Input>
-*-*-

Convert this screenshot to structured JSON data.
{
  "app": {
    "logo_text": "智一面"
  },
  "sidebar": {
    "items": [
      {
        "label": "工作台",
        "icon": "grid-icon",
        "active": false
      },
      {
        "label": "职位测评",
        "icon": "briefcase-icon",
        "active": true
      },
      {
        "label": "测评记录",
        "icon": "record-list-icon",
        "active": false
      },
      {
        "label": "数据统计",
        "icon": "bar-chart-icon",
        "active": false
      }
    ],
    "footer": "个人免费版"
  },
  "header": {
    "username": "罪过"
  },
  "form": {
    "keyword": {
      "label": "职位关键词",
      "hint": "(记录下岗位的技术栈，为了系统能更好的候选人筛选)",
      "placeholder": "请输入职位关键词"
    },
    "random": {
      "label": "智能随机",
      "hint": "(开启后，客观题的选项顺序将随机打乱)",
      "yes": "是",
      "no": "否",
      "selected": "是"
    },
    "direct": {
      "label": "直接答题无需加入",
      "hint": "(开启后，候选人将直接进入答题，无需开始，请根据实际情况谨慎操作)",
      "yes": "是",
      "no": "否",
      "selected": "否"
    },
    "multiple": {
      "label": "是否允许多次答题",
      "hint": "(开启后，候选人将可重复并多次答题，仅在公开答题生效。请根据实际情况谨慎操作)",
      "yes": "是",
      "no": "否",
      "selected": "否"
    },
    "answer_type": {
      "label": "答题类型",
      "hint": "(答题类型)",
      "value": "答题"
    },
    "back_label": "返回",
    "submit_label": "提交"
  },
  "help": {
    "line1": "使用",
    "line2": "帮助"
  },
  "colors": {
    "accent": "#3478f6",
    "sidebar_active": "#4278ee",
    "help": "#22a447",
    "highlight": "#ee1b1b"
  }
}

-*-*-

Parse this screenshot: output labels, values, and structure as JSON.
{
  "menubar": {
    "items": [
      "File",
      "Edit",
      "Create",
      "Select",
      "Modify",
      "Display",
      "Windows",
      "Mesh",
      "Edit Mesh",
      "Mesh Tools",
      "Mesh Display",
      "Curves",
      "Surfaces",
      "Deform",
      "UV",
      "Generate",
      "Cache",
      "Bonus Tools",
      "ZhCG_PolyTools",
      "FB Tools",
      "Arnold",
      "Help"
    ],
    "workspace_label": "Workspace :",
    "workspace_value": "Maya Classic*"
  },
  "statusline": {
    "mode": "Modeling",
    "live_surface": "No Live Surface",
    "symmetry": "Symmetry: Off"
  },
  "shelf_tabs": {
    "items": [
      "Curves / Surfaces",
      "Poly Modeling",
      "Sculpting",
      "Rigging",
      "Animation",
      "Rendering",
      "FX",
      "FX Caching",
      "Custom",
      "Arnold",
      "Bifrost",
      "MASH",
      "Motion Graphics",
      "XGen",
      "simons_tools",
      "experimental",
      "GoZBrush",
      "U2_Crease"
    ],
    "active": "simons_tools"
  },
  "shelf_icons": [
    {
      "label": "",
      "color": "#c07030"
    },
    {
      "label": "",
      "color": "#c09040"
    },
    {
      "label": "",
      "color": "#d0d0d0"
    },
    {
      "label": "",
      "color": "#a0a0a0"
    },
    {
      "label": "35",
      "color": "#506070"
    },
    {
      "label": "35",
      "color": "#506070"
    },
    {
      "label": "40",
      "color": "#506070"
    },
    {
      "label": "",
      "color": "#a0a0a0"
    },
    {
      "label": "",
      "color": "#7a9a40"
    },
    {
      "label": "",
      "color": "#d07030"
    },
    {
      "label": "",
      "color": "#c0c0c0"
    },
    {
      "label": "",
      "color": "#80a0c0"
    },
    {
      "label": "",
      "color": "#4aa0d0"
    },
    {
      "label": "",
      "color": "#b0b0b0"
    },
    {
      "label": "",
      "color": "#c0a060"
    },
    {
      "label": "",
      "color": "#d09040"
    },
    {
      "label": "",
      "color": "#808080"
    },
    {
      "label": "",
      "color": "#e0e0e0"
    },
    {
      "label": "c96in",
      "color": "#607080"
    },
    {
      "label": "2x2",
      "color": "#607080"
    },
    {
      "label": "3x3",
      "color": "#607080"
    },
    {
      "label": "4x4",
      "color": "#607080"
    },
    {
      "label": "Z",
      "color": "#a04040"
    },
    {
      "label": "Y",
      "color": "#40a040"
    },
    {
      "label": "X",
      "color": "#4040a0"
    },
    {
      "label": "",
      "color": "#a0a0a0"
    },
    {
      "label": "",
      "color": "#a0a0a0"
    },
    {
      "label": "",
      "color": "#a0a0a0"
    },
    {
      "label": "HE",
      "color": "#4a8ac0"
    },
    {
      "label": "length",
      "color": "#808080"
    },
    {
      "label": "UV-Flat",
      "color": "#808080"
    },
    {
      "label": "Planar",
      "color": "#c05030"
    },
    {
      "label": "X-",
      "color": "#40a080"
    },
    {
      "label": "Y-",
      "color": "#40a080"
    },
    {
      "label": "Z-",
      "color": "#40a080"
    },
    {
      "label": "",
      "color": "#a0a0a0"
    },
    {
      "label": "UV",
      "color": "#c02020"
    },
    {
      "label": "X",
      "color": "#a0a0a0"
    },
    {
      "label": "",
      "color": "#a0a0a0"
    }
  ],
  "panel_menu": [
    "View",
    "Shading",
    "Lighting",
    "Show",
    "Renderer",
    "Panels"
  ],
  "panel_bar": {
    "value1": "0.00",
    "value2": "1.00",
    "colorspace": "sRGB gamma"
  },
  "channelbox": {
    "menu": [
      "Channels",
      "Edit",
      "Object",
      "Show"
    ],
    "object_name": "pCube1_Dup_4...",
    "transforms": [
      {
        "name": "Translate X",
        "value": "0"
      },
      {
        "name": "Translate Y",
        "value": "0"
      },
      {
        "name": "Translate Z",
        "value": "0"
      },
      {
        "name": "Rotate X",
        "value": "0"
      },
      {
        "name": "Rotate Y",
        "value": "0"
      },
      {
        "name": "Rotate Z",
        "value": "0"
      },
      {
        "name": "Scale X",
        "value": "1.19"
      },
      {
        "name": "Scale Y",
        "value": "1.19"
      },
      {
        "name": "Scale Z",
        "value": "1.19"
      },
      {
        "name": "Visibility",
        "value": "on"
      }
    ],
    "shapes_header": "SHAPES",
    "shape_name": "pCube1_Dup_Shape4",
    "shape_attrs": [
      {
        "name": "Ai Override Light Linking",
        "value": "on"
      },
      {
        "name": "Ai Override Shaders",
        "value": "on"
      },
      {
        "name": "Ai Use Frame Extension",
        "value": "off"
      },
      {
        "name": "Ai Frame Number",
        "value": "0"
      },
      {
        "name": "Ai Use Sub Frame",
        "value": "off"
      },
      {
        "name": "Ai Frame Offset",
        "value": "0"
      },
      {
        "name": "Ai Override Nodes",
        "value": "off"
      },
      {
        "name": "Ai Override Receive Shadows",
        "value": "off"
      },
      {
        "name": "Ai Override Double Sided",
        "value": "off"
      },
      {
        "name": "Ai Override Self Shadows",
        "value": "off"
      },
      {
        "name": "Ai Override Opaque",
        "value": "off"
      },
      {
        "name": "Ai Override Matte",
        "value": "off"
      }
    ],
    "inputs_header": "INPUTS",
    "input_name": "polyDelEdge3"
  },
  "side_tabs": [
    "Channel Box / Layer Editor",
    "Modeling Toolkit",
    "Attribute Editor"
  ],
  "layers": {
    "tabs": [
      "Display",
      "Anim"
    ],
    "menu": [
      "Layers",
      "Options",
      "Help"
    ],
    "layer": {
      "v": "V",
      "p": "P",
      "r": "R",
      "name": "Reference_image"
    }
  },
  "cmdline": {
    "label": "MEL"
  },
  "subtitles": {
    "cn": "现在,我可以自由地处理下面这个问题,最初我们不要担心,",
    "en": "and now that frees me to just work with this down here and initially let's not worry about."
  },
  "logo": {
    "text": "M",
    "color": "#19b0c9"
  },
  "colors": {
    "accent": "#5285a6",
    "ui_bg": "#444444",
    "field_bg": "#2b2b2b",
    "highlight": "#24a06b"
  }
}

-*-*-

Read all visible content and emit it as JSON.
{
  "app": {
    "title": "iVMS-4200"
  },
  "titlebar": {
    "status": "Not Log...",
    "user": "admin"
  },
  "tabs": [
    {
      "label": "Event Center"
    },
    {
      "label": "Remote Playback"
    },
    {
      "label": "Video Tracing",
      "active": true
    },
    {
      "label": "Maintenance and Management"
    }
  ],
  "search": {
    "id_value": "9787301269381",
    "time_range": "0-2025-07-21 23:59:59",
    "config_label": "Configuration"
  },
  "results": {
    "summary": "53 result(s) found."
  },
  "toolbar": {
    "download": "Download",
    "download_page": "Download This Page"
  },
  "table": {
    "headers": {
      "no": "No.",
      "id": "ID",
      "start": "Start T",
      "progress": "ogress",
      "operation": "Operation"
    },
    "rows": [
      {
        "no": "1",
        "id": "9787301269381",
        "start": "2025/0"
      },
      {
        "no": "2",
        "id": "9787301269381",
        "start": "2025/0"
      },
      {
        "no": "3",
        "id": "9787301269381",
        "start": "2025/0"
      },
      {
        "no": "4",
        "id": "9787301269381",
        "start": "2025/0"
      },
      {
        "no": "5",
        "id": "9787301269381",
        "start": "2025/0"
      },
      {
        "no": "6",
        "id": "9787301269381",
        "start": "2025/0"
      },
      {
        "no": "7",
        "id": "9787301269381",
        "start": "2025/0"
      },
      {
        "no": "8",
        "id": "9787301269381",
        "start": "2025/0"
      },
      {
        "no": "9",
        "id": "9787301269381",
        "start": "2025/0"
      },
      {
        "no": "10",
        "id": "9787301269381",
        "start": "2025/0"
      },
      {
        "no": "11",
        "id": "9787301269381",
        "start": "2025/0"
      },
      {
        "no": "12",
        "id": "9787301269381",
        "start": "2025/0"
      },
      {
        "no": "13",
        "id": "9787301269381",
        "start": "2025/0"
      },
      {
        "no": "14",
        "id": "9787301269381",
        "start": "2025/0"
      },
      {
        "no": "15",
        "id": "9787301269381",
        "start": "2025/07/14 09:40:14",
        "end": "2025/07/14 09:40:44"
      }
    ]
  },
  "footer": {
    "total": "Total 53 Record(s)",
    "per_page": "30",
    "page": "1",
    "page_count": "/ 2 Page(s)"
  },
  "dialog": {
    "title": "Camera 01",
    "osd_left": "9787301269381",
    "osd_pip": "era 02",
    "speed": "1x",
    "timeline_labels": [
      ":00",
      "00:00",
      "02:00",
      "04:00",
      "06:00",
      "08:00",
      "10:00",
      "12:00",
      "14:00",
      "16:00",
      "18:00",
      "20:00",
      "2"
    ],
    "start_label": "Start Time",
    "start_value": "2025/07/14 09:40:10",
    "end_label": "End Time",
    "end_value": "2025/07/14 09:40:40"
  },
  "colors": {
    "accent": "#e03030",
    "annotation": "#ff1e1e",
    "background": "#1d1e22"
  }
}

-*-*-

Short problem> Copy each line of the listing in which the word "accent" can be found.

Solution below>
    "accent": "#3478f6",
    "accent": "#5285a6",
    "accent": "#e03030",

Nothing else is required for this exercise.